▶ _Description of the task_
Copy out each line of the data holding "Angle".

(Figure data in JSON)

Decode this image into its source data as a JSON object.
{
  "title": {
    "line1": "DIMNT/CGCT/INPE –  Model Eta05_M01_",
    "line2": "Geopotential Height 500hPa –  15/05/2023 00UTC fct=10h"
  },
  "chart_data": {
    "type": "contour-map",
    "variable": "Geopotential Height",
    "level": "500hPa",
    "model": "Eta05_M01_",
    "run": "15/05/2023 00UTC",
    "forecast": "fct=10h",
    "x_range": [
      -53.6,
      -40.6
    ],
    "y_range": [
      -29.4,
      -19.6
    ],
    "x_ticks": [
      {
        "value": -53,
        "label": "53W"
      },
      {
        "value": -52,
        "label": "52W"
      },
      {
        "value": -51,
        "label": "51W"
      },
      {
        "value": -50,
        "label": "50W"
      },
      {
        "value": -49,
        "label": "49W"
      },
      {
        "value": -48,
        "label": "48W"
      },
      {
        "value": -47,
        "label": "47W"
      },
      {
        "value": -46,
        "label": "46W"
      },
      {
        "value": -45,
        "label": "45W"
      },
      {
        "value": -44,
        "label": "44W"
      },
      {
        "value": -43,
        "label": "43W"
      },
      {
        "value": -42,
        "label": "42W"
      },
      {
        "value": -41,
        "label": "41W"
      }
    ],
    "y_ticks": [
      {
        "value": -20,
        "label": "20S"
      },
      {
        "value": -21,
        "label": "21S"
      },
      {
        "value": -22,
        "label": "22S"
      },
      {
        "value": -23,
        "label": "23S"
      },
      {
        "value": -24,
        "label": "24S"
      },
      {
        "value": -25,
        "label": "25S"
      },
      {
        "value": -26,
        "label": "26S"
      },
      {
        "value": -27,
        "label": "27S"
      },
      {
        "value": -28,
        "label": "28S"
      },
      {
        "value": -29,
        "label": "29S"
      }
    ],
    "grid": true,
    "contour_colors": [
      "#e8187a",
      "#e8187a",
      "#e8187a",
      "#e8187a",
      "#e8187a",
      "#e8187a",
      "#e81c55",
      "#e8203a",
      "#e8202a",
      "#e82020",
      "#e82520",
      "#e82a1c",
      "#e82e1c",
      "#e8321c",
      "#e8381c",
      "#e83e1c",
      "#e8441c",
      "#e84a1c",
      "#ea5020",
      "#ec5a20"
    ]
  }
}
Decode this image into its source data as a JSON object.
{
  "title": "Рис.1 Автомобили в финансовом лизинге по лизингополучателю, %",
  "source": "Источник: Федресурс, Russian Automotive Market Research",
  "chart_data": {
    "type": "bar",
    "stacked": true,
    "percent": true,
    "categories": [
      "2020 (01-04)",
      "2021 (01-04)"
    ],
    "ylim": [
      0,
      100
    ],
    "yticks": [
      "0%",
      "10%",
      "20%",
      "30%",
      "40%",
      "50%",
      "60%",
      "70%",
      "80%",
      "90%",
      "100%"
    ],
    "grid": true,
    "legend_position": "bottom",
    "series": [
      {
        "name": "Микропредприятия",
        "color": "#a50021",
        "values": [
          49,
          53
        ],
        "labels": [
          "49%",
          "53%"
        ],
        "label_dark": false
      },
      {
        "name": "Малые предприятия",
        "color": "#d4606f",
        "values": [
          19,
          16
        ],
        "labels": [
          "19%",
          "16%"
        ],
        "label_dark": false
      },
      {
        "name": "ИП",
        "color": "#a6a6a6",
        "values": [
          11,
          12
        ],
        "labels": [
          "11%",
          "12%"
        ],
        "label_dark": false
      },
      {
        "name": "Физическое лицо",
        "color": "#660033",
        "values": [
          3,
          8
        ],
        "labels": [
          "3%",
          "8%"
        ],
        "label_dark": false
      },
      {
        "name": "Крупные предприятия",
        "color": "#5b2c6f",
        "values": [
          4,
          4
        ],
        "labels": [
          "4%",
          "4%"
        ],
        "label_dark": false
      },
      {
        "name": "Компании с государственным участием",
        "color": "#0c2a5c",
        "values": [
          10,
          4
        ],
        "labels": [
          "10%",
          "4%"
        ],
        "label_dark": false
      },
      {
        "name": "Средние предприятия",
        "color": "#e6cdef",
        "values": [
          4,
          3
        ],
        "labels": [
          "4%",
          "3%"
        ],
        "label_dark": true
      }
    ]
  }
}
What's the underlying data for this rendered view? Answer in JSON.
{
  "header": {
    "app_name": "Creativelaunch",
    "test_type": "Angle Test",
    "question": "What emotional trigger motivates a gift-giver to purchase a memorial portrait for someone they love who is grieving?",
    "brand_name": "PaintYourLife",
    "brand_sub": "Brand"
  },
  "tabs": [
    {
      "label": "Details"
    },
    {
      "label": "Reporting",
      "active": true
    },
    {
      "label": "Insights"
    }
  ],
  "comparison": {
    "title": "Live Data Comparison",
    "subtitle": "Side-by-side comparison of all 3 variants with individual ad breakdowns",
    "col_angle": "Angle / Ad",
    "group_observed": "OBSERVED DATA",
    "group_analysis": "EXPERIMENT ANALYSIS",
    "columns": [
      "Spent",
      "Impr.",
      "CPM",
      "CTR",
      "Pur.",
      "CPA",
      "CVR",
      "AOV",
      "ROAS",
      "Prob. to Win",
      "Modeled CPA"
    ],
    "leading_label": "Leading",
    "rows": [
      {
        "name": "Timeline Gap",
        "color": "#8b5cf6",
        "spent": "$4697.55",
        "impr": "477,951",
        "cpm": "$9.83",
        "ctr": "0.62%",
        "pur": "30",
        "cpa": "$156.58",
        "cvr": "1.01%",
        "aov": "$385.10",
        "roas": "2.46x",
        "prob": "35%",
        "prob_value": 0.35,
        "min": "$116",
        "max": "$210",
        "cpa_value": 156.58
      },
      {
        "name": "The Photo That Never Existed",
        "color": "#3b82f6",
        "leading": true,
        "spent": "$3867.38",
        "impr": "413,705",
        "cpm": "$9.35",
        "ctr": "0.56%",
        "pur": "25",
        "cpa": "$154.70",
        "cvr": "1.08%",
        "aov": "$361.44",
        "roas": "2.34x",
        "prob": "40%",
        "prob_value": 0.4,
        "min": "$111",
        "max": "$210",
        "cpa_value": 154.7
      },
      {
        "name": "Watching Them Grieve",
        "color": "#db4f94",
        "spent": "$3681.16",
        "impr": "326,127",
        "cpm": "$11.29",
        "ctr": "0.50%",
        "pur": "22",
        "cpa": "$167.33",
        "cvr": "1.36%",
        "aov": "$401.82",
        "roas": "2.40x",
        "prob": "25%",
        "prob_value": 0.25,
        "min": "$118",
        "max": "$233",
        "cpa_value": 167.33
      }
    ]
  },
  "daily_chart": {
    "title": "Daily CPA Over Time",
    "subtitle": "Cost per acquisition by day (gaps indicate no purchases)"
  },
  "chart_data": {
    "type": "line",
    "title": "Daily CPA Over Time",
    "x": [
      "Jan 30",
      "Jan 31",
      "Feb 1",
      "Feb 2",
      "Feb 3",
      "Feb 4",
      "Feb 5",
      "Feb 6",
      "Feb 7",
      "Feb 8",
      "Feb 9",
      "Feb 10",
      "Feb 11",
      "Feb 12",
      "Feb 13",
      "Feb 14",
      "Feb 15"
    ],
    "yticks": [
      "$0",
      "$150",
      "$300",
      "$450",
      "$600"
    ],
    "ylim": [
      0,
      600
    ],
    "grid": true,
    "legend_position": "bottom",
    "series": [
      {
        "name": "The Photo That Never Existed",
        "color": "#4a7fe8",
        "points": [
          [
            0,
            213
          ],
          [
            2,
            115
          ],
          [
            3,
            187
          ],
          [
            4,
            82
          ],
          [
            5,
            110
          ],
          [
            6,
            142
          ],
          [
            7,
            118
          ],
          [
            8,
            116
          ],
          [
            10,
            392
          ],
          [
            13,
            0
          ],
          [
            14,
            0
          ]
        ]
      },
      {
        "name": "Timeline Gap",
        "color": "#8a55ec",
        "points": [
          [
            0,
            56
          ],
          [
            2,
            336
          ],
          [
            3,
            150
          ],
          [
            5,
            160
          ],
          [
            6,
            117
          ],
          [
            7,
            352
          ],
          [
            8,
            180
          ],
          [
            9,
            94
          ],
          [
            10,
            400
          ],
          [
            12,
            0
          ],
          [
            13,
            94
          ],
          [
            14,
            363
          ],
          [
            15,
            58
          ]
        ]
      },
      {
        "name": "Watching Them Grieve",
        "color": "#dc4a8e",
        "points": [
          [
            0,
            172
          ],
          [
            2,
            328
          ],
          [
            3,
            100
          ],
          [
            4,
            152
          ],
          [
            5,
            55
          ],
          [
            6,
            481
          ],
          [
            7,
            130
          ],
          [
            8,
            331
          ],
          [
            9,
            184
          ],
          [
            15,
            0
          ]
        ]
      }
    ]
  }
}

▶ _Output for this exercise_
    "test_type": "Angle Test",
    "col_angle": "Angle / Ad",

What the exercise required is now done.